Excerpted records:
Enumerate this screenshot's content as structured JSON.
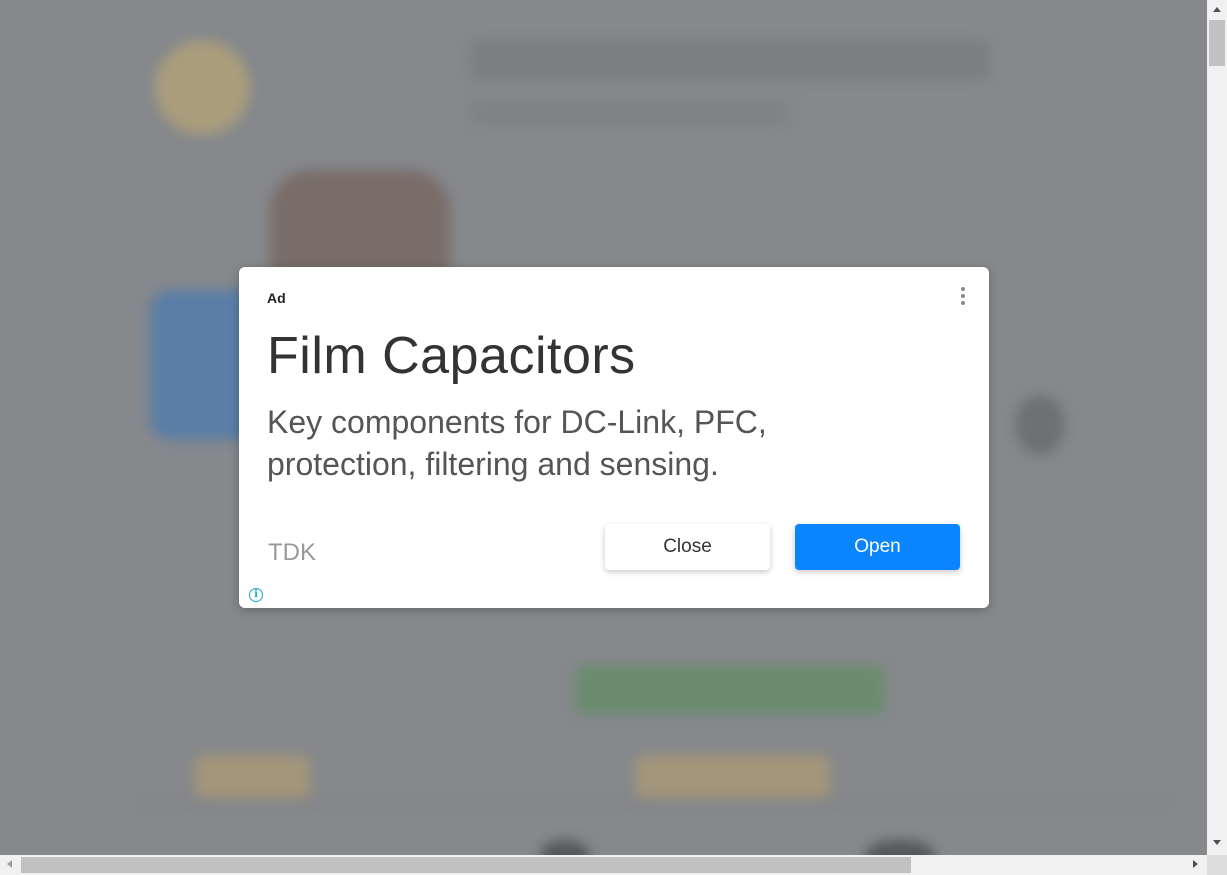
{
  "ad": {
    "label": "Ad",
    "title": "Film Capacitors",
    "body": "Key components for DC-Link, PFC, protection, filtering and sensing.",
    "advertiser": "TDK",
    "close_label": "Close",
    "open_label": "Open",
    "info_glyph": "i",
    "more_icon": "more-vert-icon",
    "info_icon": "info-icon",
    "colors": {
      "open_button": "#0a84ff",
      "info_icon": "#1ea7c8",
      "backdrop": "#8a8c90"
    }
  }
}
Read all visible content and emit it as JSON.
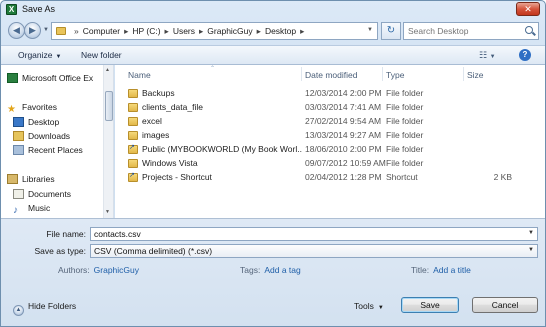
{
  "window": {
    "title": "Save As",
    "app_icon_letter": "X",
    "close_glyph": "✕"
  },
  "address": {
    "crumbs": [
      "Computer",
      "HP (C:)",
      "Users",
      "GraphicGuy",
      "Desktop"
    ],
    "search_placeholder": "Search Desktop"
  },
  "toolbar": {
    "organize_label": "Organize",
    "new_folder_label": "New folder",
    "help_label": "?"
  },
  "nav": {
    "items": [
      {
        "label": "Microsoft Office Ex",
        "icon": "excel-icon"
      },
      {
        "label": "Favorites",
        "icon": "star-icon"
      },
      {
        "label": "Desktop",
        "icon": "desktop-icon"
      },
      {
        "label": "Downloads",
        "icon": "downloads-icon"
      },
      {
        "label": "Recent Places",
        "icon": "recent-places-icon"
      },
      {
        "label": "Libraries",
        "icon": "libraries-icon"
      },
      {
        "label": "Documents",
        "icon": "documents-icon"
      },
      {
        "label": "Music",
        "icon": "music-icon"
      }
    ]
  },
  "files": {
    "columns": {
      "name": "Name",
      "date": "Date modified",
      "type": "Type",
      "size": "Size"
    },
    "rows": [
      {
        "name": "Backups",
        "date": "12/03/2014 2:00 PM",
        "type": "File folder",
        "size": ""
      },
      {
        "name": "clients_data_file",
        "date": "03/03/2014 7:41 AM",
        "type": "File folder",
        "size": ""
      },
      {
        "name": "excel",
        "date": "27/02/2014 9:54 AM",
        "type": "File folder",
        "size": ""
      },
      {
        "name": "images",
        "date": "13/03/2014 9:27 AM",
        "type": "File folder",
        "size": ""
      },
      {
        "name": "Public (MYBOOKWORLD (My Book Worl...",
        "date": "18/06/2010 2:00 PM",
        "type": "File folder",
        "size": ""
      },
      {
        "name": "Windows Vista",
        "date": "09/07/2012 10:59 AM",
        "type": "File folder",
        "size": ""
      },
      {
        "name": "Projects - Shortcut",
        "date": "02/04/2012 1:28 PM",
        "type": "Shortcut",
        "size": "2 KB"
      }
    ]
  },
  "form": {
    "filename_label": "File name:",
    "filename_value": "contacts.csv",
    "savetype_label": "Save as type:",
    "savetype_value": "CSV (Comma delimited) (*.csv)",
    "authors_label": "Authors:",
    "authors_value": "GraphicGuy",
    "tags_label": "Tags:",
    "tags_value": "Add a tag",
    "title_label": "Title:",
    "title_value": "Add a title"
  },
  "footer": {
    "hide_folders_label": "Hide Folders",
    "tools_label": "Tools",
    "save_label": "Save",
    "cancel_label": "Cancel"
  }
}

==

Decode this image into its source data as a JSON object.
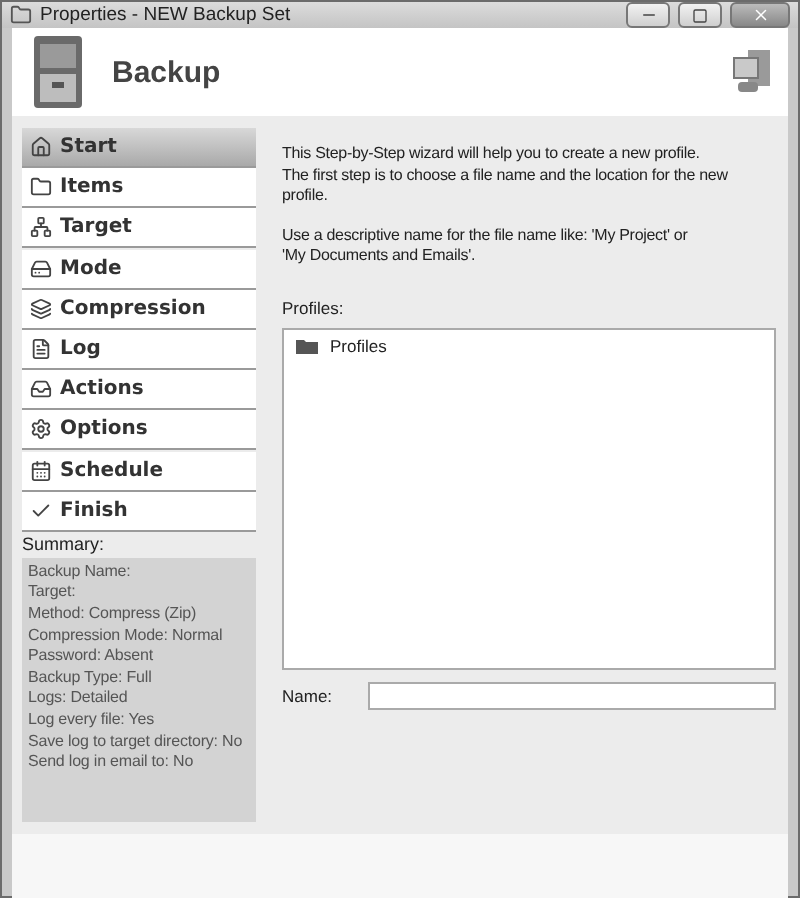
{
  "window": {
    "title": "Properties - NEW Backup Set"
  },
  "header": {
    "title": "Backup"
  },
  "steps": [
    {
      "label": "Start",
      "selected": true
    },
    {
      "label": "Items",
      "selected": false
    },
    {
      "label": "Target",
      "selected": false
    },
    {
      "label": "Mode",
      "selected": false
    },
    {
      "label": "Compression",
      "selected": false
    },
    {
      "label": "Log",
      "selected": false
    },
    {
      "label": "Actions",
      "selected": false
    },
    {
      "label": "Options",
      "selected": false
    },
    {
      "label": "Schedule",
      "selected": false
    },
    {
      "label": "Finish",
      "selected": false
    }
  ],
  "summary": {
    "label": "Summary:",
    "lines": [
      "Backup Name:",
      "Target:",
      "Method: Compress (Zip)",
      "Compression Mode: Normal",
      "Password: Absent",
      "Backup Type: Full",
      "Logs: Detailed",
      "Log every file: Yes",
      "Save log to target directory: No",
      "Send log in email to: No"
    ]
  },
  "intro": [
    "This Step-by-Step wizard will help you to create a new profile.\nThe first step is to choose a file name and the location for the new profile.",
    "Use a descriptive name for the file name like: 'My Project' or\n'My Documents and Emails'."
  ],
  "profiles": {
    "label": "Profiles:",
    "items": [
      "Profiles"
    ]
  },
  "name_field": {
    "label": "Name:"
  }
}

To do:
Give the number of lines in the entries that include the string "Compression", and nothing more.

The answer:
2